**Directive**
Within the records below, find each line that holds the string "type", then copy it.
Begin
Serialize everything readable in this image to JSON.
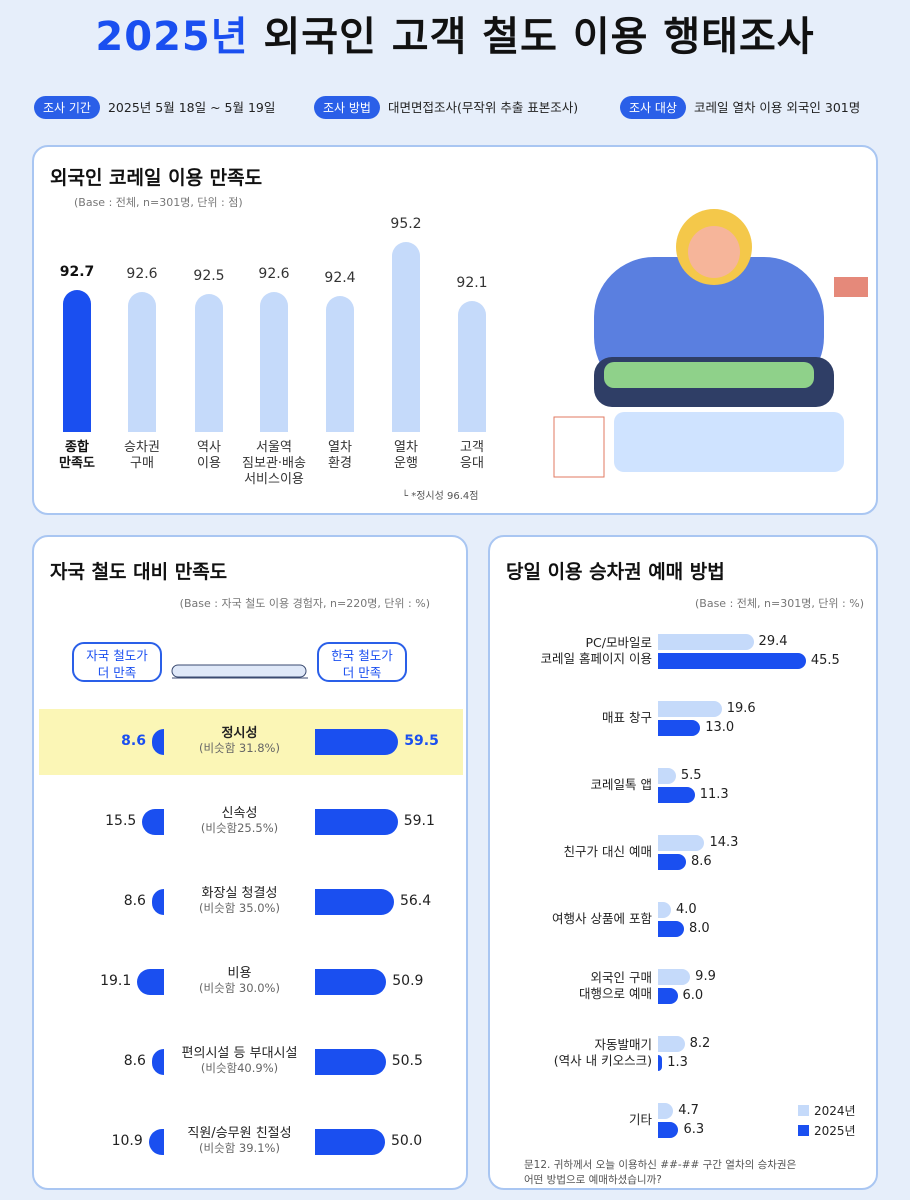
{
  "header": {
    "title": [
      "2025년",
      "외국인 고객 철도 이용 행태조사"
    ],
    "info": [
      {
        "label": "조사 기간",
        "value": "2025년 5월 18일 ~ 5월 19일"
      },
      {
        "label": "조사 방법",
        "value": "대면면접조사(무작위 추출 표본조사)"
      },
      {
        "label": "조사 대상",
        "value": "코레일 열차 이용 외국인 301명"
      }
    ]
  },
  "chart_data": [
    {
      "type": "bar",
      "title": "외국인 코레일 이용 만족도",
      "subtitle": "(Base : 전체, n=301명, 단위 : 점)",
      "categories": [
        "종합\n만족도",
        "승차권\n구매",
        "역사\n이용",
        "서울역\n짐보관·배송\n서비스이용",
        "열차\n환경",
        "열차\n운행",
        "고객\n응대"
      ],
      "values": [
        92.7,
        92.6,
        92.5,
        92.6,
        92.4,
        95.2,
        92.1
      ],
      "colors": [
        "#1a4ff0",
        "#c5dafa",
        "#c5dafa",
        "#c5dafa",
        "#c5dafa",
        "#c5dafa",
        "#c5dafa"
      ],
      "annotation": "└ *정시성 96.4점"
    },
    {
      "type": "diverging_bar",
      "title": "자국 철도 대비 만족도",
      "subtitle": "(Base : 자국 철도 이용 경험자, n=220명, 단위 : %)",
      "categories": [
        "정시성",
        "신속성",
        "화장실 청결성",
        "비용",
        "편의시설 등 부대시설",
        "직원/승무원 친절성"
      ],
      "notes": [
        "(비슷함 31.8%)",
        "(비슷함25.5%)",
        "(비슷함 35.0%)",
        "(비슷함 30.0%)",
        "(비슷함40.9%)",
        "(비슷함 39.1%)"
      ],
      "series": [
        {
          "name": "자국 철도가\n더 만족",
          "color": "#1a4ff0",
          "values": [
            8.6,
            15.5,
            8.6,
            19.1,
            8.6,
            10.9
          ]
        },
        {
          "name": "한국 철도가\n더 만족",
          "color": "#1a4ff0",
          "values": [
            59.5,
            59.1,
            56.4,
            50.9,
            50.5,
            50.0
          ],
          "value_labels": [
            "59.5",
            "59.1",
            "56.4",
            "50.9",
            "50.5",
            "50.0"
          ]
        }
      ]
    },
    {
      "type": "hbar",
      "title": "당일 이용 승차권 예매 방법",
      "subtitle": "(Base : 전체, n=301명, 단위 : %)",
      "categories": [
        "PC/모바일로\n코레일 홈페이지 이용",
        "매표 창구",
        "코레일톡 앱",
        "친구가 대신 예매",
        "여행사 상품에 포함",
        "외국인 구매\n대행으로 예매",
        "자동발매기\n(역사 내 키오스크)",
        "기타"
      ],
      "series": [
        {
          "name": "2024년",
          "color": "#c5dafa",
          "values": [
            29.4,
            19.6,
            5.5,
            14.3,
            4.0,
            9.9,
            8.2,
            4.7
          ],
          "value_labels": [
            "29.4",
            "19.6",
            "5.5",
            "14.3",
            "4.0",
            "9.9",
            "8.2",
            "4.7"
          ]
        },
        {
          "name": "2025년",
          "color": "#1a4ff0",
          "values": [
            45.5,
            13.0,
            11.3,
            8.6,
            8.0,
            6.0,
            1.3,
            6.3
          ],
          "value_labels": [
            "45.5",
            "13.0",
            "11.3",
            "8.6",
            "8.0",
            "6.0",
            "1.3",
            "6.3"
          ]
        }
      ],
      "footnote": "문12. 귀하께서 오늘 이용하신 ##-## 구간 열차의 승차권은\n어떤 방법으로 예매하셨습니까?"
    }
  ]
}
End
Begin
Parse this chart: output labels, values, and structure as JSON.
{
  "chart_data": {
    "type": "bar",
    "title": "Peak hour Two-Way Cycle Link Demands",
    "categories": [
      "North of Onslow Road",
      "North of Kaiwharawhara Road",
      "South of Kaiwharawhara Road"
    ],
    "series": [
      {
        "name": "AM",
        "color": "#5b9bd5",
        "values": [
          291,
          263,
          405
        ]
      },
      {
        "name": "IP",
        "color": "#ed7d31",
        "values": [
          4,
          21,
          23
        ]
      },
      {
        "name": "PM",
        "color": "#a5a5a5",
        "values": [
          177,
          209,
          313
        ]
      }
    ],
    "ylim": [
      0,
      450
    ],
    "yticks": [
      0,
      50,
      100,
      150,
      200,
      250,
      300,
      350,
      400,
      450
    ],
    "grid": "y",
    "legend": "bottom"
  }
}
End
Begin
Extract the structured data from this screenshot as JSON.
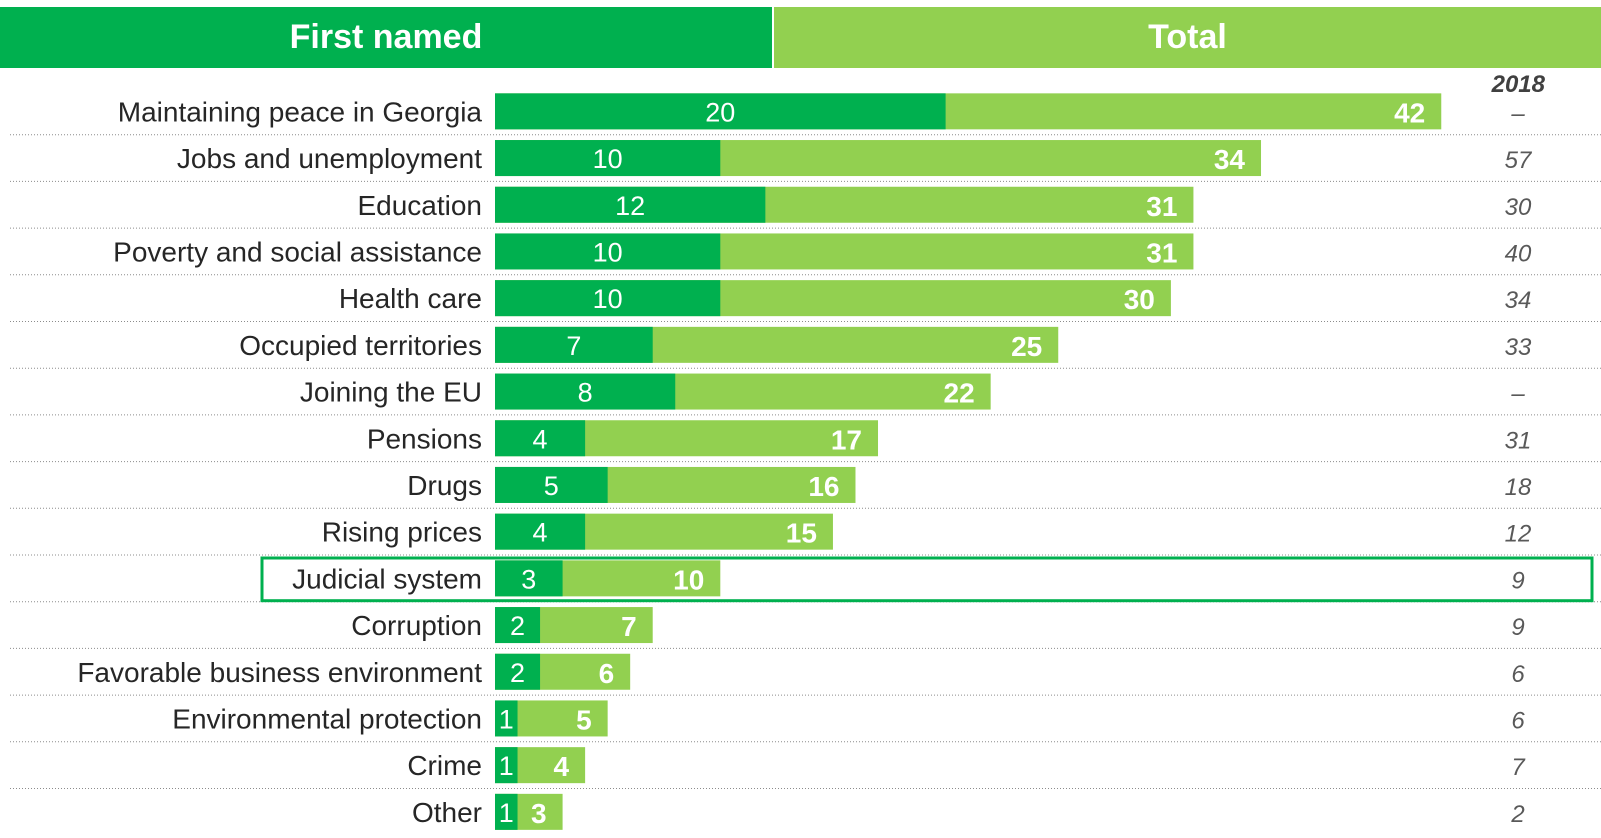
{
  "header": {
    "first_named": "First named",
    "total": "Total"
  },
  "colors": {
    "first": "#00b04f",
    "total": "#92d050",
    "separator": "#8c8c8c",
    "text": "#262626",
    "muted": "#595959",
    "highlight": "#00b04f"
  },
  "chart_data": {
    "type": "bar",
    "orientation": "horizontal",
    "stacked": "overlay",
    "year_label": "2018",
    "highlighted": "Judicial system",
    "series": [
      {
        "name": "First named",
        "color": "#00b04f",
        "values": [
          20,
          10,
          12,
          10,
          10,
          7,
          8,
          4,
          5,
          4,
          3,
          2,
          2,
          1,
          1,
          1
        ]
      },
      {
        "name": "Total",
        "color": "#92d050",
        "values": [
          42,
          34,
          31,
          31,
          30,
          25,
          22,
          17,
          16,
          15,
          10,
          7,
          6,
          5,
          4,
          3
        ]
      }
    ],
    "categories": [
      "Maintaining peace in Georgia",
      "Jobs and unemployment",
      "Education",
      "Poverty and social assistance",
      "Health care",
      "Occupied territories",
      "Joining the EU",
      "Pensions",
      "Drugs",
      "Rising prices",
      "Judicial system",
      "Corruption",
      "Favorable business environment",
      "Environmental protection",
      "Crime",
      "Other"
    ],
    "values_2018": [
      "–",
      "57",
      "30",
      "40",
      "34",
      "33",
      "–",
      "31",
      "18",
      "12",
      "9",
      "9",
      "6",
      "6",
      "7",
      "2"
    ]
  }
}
End
**Correct output**
      "type": "bar",
      "type": "diverging_bar",
      "type": "hbar",
    "type": "bar",
    "type": "bar",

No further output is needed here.